RECORDS SUPPLIED =>
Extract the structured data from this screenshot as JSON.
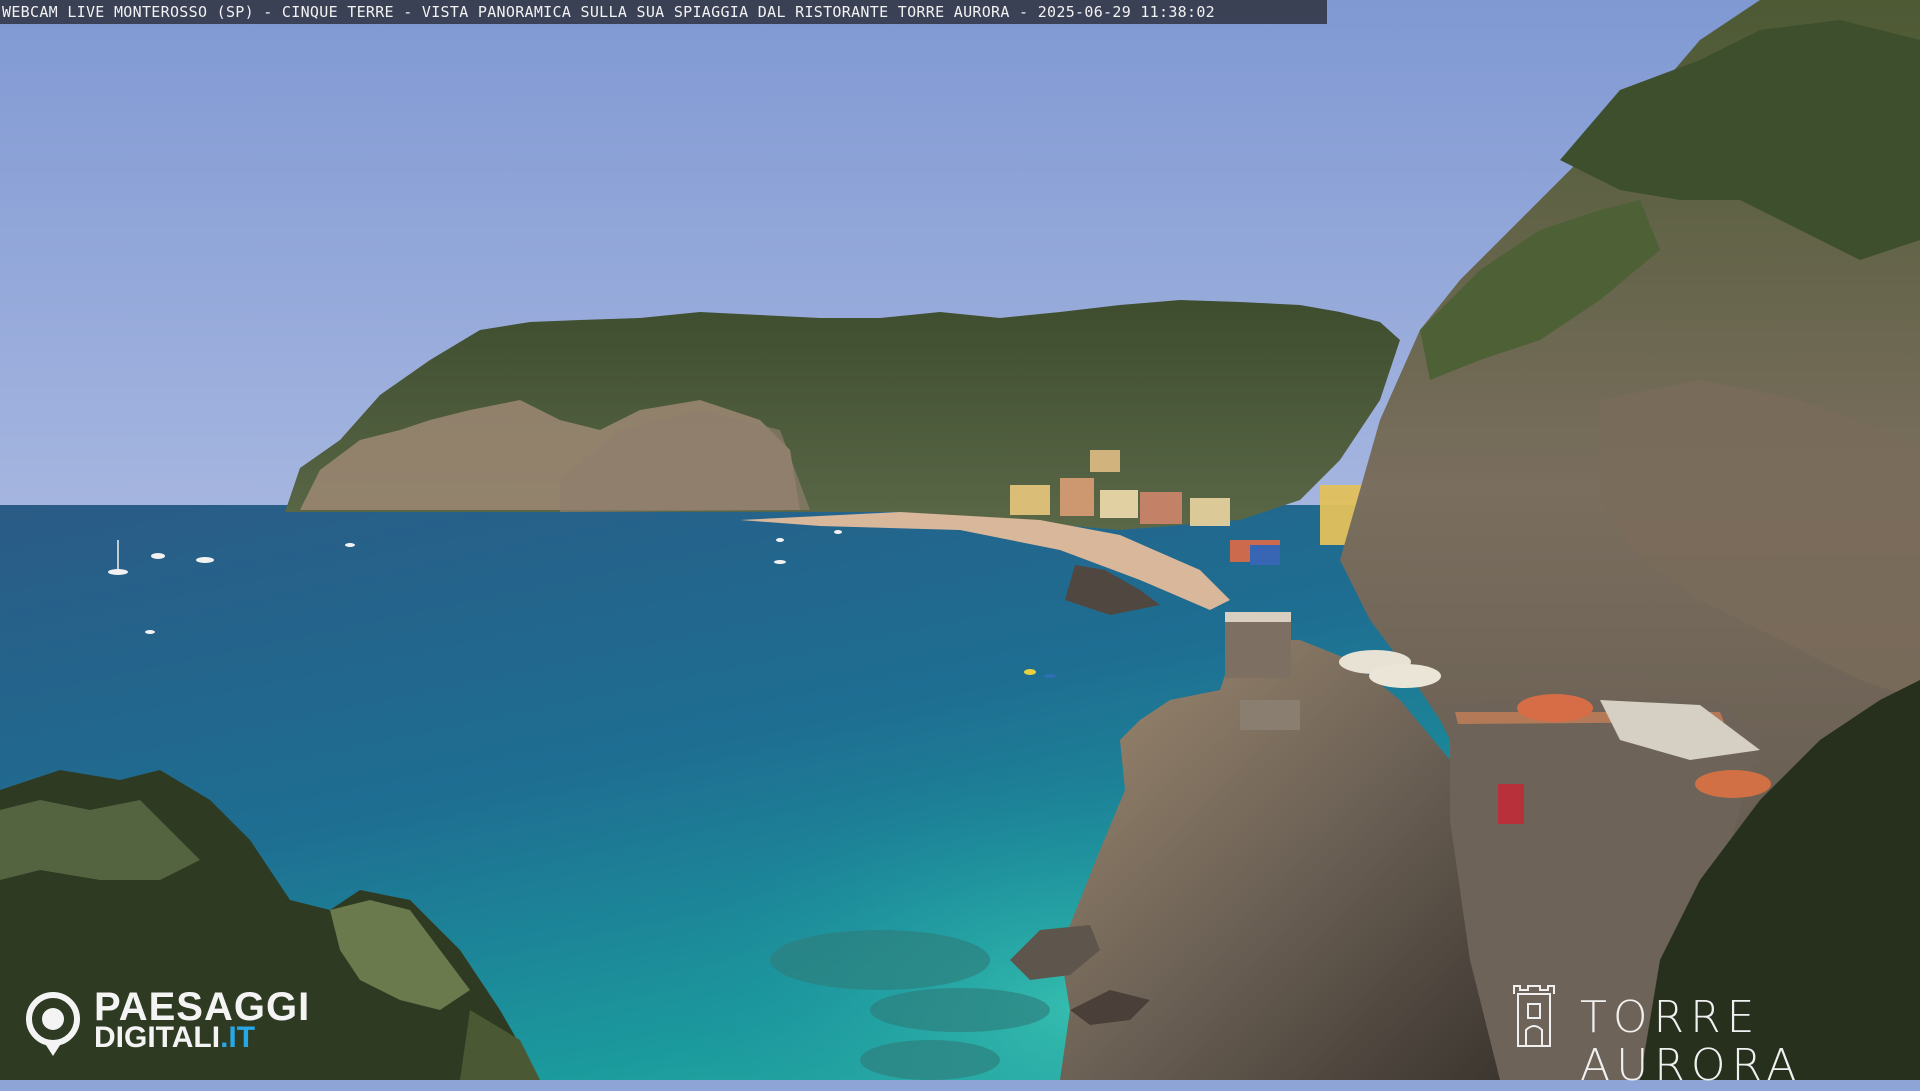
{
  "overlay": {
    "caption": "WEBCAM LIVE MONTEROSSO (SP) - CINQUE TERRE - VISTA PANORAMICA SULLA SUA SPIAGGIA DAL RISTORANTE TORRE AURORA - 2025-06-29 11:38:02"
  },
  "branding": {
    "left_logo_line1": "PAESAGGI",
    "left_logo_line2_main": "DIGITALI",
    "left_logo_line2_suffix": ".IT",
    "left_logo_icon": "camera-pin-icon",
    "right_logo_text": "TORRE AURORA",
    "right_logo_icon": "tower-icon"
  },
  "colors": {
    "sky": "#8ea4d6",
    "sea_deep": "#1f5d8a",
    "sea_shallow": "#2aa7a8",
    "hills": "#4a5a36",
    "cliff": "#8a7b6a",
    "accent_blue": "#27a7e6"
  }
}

EXERCISE => Extract all lines from the data in which "icon" is found.

SOLVED EXERCISE =>
    "left_logo_icon": "camera-pin-icon",
    "right_logo_icon": "tower-icon"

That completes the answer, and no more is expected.